--- Direction ---
Reproduce the portion of the Ho99o9 interview between "It’s a balmy" and "the eclectic punch.", inclusive.

--- Passage ---
It’s a balmy summer evening on the streets of Dublin as your faithful correspondent swaps sunshine for strobe lights. The room is unassuming, intimate, and wouldn’t look too out of place in closing out an episode of the recent Twin Peaks revival. Nor would tonight’s hosts, for that matter.
Killing time as the motions of stagecraft are carried out before my eyes, I wonder just what awaits in the depths below. In a relatively short space of time, New Jersey natives theOGM and Eaddy have amassed quite the cult following. A furious distillation of industrial crunch, violent individual expression, hip hop undertones, punk spirit, and even a hint of pop panache for good measure; Ho99o9 pack quite the eclectic punch.
Throw in a raucous live show that takes in circle pits and broken glass along with general chaos and you get the idea. Debut offering proper United States Of Ho99o9 manages to capture a great deal of the above as it burrows beneath the surface, into the murk, facing death, decay, and desolation head-on. It’s never anything less than a compelling listen, the clash of styles and focused determination marking it out as one of the stronger statements in a troubled year.
Down a level and face to face, the pair prove good company, immediately complimenting my choice of footwear - checkerboard Vans with gum soles, if you must know - and kicking back before they turn the upstairs room upside down a few hours later.
DiS: What did you set out to achieve with United States Of Ho99o9?
Eaddy: To get our voice heard. Everyone has an opinion on what’s going on in 2017, and this was an introduction to ourselves outside of what’s going on in the world; stories of what we’ve been through, what our friends have been through, how we live our lives, whether we want to go out and protest or go out at night, have a drink and party, smoke some weed, rage at a show, or just telling somebody "fuck you".
theOGM: [laughs] Basically.
Given the turmoil in the world right now, is it the perfect time to put out an album like this?
theOGM: It’s crazy, because we had the content before all of this happened, but it was the perfect time to release it. There’s just so much turmoil around the world and in our country in particular, where we’ve gone through this change of leader, and whether it’s a good person or a bad person, it’s still change, it still affects people in many ways. Personally, it’s probably helped me to be stronger, to be more aware of my platform and my surroundings, and what I want from this, where I want to be tomorrow. Not even 10 years from now, because I have no idea where I’ll be, just tomorrow. Live for now.
If I could throw one of the questions from the record back at you - do you believe in angels, demons, gods, and the supernatural?

[Part of a data file]
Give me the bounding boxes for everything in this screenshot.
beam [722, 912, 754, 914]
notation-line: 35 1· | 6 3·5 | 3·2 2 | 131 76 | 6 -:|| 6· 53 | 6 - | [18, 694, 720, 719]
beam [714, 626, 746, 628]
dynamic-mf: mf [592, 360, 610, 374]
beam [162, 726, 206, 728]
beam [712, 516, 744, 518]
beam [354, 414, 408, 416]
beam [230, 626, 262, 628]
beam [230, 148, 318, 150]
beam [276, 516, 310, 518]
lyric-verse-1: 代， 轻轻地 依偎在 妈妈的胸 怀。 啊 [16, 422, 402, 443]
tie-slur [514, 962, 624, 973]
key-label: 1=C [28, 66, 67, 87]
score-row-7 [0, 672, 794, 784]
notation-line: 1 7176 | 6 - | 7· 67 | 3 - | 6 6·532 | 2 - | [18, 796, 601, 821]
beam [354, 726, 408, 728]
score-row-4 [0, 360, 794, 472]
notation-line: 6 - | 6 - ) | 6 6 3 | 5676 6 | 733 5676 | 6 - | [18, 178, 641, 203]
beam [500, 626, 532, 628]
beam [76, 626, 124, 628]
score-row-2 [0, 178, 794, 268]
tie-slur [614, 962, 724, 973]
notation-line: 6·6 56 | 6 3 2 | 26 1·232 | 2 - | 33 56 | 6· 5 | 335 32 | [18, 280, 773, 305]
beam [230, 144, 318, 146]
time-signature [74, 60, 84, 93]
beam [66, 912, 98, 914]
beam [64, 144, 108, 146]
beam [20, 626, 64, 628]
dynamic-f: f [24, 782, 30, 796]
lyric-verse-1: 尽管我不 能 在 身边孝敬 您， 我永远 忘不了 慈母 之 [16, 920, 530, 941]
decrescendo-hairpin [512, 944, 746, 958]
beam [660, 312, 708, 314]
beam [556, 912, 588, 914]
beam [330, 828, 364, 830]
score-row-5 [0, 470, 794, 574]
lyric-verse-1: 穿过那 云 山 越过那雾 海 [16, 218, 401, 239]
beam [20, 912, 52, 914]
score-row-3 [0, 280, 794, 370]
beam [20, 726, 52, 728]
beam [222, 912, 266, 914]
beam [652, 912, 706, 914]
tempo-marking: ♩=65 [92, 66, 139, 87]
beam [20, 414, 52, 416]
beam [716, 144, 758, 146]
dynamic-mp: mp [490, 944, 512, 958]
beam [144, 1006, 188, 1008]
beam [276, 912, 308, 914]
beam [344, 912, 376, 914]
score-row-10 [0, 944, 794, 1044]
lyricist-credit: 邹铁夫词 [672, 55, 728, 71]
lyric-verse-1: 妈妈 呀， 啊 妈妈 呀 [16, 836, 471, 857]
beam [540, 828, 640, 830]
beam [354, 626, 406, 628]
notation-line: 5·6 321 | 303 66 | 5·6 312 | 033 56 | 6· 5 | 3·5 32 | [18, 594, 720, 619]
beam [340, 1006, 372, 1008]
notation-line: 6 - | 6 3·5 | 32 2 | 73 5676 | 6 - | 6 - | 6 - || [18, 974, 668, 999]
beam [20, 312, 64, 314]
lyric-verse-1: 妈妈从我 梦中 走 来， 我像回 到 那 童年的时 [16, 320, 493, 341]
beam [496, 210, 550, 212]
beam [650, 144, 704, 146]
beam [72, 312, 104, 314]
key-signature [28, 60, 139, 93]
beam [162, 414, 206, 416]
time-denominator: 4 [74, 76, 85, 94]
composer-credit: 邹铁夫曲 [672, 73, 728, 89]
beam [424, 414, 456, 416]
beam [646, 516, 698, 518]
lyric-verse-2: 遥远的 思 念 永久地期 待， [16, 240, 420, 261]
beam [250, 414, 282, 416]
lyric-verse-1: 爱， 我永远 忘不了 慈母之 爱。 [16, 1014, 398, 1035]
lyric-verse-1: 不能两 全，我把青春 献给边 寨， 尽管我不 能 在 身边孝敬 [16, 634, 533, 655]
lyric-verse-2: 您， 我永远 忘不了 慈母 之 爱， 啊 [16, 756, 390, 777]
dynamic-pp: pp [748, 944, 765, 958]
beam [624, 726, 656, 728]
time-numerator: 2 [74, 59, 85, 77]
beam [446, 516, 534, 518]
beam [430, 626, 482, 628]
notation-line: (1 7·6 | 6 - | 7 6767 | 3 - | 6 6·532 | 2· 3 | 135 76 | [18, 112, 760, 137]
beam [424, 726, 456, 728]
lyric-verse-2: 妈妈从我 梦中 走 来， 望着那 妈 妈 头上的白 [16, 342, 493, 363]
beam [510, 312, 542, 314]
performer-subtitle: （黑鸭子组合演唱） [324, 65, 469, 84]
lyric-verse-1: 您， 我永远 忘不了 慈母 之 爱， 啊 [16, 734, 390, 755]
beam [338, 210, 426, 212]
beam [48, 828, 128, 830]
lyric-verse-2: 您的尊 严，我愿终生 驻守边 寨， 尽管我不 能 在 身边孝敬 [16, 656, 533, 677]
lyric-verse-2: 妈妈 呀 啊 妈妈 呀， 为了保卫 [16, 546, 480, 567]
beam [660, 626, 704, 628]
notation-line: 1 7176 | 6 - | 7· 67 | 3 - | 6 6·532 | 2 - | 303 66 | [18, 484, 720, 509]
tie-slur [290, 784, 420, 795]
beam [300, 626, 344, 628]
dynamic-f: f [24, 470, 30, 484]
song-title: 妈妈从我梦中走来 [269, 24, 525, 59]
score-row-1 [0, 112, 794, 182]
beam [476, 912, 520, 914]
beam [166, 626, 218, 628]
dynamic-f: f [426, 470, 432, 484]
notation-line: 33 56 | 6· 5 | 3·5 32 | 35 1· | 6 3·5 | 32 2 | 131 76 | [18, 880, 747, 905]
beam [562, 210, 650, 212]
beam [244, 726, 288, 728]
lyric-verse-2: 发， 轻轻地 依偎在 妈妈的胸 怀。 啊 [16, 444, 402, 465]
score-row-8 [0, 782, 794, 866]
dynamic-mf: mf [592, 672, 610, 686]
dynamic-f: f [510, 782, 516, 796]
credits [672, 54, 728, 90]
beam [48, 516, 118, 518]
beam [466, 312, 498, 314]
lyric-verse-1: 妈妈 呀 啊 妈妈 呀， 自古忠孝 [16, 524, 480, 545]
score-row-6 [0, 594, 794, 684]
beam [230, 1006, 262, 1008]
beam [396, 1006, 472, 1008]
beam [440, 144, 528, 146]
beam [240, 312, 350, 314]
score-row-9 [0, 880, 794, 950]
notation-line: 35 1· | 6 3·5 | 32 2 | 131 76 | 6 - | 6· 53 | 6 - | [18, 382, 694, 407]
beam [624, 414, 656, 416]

--- Reply ---
It’s a balmy summer evening on the streets of Dublin as your faithful correspondent swaps sunshine for strobe lights. The room is unassuming, intimate, and wouldn’t look too out of place in closing out an episode of the recent Twin Peaks revival. Nor would tonight’s hosts, for that matter.
Killing time as the motions of stagecraft are carried out before my eyes, I wonder just what awaits in the depths below. In a relatively short space of time, New Jersey natives theOGM and Eaddy have amassed quite the cult following. A furious distillation of industrial crunch, violent individual expression, hip hop undertones, punk spirit, and even a hint of pop panache for good measure; Ho99o9 pack quite the eclectic punch.